>> start TASK MATERIAL

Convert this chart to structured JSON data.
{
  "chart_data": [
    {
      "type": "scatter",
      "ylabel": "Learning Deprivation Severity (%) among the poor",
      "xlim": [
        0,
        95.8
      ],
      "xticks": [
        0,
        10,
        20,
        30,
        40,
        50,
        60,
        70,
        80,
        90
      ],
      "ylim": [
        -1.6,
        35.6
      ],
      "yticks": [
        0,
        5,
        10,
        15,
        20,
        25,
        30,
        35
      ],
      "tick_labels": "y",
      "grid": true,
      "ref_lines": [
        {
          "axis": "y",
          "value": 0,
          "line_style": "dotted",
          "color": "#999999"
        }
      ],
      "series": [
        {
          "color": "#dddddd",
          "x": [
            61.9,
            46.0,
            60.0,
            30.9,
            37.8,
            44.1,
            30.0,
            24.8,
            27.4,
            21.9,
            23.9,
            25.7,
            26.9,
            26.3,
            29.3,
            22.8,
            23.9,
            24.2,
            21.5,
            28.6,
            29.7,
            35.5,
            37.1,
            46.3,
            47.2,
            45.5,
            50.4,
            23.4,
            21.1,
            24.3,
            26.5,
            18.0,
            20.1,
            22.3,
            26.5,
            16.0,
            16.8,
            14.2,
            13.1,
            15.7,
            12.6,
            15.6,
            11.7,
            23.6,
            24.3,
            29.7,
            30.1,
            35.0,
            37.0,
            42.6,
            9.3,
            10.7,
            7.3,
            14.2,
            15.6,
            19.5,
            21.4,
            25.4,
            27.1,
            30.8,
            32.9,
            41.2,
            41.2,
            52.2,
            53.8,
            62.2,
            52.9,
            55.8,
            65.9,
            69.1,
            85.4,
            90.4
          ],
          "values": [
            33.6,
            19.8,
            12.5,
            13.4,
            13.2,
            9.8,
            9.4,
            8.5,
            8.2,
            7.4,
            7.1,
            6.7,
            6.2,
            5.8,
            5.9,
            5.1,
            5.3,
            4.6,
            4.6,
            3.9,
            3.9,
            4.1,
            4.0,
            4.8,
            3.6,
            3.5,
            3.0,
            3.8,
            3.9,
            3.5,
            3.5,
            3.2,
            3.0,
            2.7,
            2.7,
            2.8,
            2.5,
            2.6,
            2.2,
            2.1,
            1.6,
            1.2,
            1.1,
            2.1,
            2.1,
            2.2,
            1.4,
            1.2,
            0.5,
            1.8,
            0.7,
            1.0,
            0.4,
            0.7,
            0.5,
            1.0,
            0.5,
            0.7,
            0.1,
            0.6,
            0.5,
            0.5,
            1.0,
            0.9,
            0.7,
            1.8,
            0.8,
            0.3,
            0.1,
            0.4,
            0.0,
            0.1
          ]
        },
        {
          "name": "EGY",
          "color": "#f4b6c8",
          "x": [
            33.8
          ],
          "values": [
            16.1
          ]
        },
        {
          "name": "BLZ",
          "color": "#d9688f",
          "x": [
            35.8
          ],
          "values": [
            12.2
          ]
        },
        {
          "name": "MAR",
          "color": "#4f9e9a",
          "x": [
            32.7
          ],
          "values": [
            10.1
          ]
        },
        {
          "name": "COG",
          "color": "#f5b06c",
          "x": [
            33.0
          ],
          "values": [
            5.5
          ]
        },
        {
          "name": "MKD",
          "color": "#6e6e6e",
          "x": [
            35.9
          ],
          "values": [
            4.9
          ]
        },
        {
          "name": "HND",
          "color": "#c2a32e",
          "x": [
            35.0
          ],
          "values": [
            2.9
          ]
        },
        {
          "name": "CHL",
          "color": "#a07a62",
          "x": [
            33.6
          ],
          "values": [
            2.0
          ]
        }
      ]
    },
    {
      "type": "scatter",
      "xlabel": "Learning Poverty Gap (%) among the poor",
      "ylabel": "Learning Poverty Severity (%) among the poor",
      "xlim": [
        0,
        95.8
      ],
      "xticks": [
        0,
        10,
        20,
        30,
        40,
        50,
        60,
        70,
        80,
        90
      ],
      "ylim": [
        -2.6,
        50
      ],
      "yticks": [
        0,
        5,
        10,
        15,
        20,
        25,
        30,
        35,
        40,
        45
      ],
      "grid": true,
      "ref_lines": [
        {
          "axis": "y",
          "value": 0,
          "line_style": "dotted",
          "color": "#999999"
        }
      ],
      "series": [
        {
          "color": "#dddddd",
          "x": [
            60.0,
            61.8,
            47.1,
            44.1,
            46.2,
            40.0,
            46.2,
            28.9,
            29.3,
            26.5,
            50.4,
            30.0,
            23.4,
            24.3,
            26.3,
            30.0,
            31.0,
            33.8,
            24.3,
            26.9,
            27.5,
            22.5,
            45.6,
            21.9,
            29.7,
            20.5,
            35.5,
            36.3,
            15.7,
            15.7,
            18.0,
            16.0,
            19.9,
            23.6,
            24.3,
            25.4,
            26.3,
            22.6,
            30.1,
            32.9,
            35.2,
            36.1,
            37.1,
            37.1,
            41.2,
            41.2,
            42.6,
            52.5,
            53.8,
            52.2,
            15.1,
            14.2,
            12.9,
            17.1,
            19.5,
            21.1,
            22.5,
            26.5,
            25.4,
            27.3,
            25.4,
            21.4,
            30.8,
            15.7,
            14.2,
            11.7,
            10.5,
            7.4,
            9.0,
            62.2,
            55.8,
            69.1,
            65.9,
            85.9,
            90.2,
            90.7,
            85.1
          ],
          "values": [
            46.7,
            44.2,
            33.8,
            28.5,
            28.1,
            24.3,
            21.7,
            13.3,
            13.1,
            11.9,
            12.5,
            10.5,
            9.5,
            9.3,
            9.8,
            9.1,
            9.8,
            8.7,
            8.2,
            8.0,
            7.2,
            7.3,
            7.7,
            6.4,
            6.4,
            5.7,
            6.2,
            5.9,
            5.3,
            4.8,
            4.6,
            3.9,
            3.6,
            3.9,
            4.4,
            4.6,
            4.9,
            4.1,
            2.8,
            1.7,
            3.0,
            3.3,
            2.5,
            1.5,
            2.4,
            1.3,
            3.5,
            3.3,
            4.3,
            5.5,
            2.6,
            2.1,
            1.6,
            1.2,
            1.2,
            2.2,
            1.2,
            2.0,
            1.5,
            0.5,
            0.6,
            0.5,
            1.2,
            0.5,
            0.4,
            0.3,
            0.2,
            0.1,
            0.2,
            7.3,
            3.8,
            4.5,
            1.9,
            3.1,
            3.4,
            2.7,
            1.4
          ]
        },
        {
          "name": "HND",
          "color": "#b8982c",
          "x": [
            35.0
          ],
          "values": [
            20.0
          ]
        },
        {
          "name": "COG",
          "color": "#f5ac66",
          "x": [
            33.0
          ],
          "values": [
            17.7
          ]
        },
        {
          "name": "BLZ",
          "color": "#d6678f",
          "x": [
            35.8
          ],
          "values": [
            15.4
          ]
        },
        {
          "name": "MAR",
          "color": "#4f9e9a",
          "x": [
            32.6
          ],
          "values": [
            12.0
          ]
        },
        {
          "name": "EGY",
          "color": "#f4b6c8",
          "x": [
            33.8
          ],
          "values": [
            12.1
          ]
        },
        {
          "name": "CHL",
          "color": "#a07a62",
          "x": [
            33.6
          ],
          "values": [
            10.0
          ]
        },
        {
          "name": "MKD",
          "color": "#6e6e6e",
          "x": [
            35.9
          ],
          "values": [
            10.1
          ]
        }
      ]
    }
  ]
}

>> end TASK MATERIAL

Copy all the entries verbatim.

Convert this chart to structured JSON data.
{
  "chart_data": [
    {
      "type": "scatter",
      "ylabel": "Learning Deprivation Severity (%) among the poor",
      "xlim": [
        0,
        95.8
      ],
      "xticks": [
        0,
        10,
        20,
        30,
        40,
        50,
        60,
        70,
        80,
        90
      ],
      "ylim": [
        -1.6,
        35.6
      ],
      "yticks": [
        0,
        5,
        10,
        15,
        20,
        25,
        30,
        35
      ],
      "tick_labels": "y",
      "grid": true,
      "ref_lines": [
        {
          "axis": "y",
          "value": 0,
          "line_style": "dotted",
          "color": "#999999"
        }
      ],
      "series": [
        {
          "color": "#dddddd",
          "x": [
            61.9,
            46.0,
            60.0,
            30.9,
            37.8,
            44.1,
            30.0,
            24.8,
            27.4,
            21.9,
            23.9,
            25.7,
            26.9,
            26.3,
            29.3,
            22.8,
            23.9,
            24.2,
            21.5,
            28.6,
            29.7,
            35.5,
            37.1,
            46.3,
            47.2,
            45.5,
            50.4,
            23.4,
            21.1,
            24.3,
            26.5,
            18.0,
            20.1,
            22.3,
            26.5,
            16.0,
            16.8,
            14.2,
            13.1,
            15.7,
            12.6,
            15.6,
            11.7,
            23.6,
            24.3,
            29.7,
            30.1,
            35.0,
            37.0,
            42.6,
            9.3,
            10.7,
            7.3,
            14.2,
            15.6,
            19.5,
            21.4,
            25.4,
            27.1,
            30.8,
            32.9,
            41.2,
            41.2,
            52.2,
            53.8,
            62.2,
            52.9,
            55.8,
            65.9,
            69.1,
            85.4,
            90.4
          ],
          "values": [
            33.6,
            19.8,
            12.5,
            13.4,
            13.2,
            9.8,
            9.4,
            8.5,
            8.2,
            7.4,
            7.1,
            6.7,
            6.2,
            5.8,
            5.9,
            5.1,
            5.3,
            4.6,
            4.6,
            3.9,
            3.9,
            4.1,
            4.0,
            4.8,
            3.6,
            3.5,
            3.0,
            3.8,
            3.9,
            3.5,
            3.5,
            3.2,
            3.0,
            2.7,
            2.7,
            2.8,
            2.5,
            2.6,
            2.2,
            2.1,
            1.6,
            1.2,
            1.1,
            2.1,
            2.1,
            2.2,
            1.4,
            1.2,
            0.5,
            1.8,
            0.7,
            1.0,
            0.4,
            0.7,
            0.5,
            1.0,
            0.5,
            0.7,
            0.1,
            0.6,
            0.5,
            0.5,
            1.0,
            0.9,
            0.7,
            1.8,
            0.8,
            0.3,
            0.1,
            0.4,
            0.0,
            0.1
          ]
        },
        {
          "name": "EGY",
          "color": "#f4b6c8",
          "x": [
            33.8
          ],
          "values": [
            16.1
          ]
        },
        {
          "name": "BLZ",
          "color": "#d9688f",
          "x": [
            35.8
          ],
          "values": [
            12.2
          ]
        },
        {
          "name": "MAR",
          "color": "#4f9e9a",
          "x": [
            32.7
          ],
          "values": [
            10.1
          ]
        },
        {
          "name": "COG",
          "color": "#f5b06c",
          "x": [
            33.0
          ],
          "values": [
            5.5
          ]
        },
        {
          "name": "MKD",
          "color": "#6e6e6e",
          "x": [
            35.9
          ],
          "values": [
            4.9
          ]
        },
        {
          "name": "HND",
          "color": "#c2a32e",
          "x": [
            35.0
          ],
          "values": [
            2.9
          ]
        },
        {
          "name": "CHL",
          "color": "#a07a62",
          "x": [
            33.6
          ],
          "values": [
            2.0
          ]
        }
      ]
    },
    {
      "type": "scatter",
      "xlabel": "Learning Poverty Gap (%) among the poor",
      "ylabel": "Learning Poverty Severity (%) among the poor",
      "xlim": [
        0,
        95.8
      ],
      "xticks": [
        0,
        10,
        20,
        30,
        40,
        50,
        60,
        70,
        80,
        90
      ],
      "ylim": [
        -2.6,
        50
      ],
      "yticks": [
        0,
        5,
        10,
        15,
        20,
        25,
        30,
        35,
        40,
        45
      ],
      "grid": true,
      "ref_lines": [
        {
          "axis": "y",
          "value": 0,
          "line_style": "dotted",
          "color": "#999999"
        }
      ],
      "series": [
        {
          "color": "#dddddd",
          "x": [
            60.0,
            61.8,
            47.1,
            44.1,
            46.2,
            40.0,
            46.2,
            28.9,
            29.3,
            26.5,
            50.4,
            30.0,
            23.4,
            24.3,
            26.3,
            30.0,
            31.0,
            33.8,
            24.3,
            26.9,
            27.5,
            22.5,
            45.6,
            21.9,
            29.7,
            20.5,
            35.5,
            36.3,
            15.7,
            15.7,
            18.0,
            16.0,
            19.9,
            23.6,
            24.3,
            25.4,
            26.3,
            22.6,
            30.1,
            32.9,
            35.2,
            36.1,
            37.1,
            37.1,
            41.2,
            41.2,
            42.6,
            52.5,
            53.8,
            52.2,
            15.1,
            14.2,
            12.9,
            17.1,
            19.5,
            21.1,
            22.5,
            26.5,
            25.4,
            27.3,
            25.4,
            21.4,
            30.8,
            15.7,
            14.2,
            11.7,
            10.5,
            7.4,
            9.0,
            62.2,
            55.8,
            69.1,
            65.9,
            85.9,
            90.2,
            90.7,
            85.1
          ],
          "values": [
            46.7,
            44.2,
            33.8,
            28.5,
            28.1,
            24.3,
            21.7,
            13.3,
            13.1,
            11.9,
            12.5,
            10.5,
            9.5,
            9.3,
            9.8,
            9.1,
            9.8,
            8.7,
            8.2,
            8.0,
            7.2,
            7.3,
            7.7,
            6.4,
            6.4,
            5.7,
            6.2,
            5.9,
            5.3,
            4.8,
            4.6,
            3.9,
            3.6,
            3.9,
            4.4,
            4.6,
            4.9,
            4.1,
            2.8,
            1.7,
            3.0,
            3.3,
            2.5,
            1.5,
            2.4,
            1.3,
            3.5,
            3.3,
            4.3,
            5.5,
            2.6,
            2.1,
            1.6,
            1.2,
            1.2,
            2.2,
            1.2,
            2.0,
            1.5,
            0.5,
            0.6,
            0.5,
            1.2,
            0.5,
            0.4,
            0.3,
            0.2,
            0.1,
            0.2,
            7.3,
            3.8,
            4.5,
            1.9,
            3.1,
            3.4,
            2.7,
            1.4
          ]
        },
        {
          "name": "HND",
          "color": "#b8982c",
          "x": [
            35.0
          ],
          "values": [
            20.0
          ]
        },
        {
          "name": "COG",
          "color": "#f5ac66",
          "x": [
            33.0
          ],
          "values": [
            17.7
          ]
        },
        {
          "name": "BLZ",
          "color": "#d6678f",
          "x": [
            35.8
          ],
          "values": [
            15.4
          ]
        },
        {
          "name": "MAR",
          "color": "#4f9e9a",
          "x": [
            32.6
          ],
          "values": [
            12.0
          ]
        },
        {
          "name": "EGY",
          "color": "#f4b6c8",
          "x": [
            33.8
          ],
          "values": [
            12.1
          ]
        },
        {
          "name": "CHL",
          "color": "#a07a62",
          "x": [
            33.6
          ],
          "values": [
            10.0
          ]
        },
        {
          "name": "MKD",
          "color": "#6e6e6e",
          "x": [
            35.9
          ],
          "values": [
            10.1
          ]
        }
      ]
    }
  ]
}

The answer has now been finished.